[Items from a dataset]
::::::::::

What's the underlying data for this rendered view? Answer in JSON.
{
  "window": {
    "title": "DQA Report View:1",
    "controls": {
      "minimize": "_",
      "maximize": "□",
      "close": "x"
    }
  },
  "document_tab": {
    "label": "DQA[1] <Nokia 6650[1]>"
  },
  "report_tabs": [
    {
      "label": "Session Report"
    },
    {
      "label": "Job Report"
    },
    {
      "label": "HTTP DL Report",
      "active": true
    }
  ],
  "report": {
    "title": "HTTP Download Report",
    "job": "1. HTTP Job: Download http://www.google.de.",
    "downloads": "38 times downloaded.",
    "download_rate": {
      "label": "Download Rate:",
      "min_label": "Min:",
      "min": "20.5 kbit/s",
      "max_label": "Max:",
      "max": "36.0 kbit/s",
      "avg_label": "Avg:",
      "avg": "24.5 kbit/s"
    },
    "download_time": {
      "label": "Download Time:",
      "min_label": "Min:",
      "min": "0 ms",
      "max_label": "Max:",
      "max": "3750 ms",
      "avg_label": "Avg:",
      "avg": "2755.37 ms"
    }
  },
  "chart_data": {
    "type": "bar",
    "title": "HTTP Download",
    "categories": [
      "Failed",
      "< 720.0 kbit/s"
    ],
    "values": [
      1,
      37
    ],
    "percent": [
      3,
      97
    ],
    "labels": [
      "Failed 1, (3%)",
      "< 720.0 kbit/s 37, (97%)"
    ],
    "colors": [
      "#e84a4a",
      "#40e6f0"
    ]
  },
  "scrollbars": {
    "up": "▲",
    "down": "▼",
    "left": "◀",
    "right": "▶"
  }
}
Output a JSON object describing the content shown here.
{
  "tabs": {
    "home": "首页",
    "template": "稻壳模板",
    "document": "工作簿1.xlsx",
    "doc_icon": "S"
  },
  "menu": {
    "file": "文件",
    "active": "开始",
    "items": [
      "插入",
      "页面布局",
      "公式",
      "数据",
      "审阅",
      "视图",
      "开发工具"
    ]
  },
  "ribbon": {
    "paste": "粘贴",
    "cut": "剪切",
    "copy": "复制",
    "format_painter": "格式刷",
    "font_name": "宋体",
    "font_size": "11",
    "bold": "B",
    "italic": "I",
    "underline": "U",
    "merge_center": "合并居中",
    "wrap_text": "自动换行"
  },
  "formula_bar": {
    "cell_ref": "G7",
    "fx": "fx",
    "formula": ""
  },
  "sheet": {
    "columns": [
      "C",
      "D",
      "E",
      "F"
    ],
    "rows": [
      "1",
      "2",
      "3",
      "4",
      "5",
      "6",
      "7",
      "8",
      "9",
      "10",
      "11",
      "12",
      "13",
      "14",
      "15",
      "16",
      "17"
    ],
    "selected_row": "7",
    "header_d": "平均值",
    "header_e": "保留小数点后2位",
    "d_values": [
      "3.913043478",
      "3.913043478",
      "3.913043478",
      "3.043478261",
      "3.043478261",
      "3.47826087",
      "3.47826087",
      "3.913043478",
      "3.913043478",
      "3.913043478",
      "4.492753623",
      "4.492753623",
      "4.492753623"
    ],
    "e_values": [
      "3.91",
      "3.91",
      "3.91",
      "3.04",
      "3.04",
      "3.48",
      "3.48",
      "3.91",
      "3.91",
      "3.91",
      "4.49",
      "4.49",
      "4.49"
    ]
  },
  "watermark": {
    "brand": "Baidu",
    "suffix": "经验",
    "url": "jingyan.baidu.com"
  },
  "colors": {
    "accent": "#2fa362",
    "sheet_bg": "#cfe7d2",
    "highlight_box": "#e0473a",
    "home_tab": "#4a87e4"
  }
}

::::::::::

Look through the data and show every line containing "JSON".

What's the underlying data for this rendered view? Answer in JSON.
Output a JSON object describing the content shown here.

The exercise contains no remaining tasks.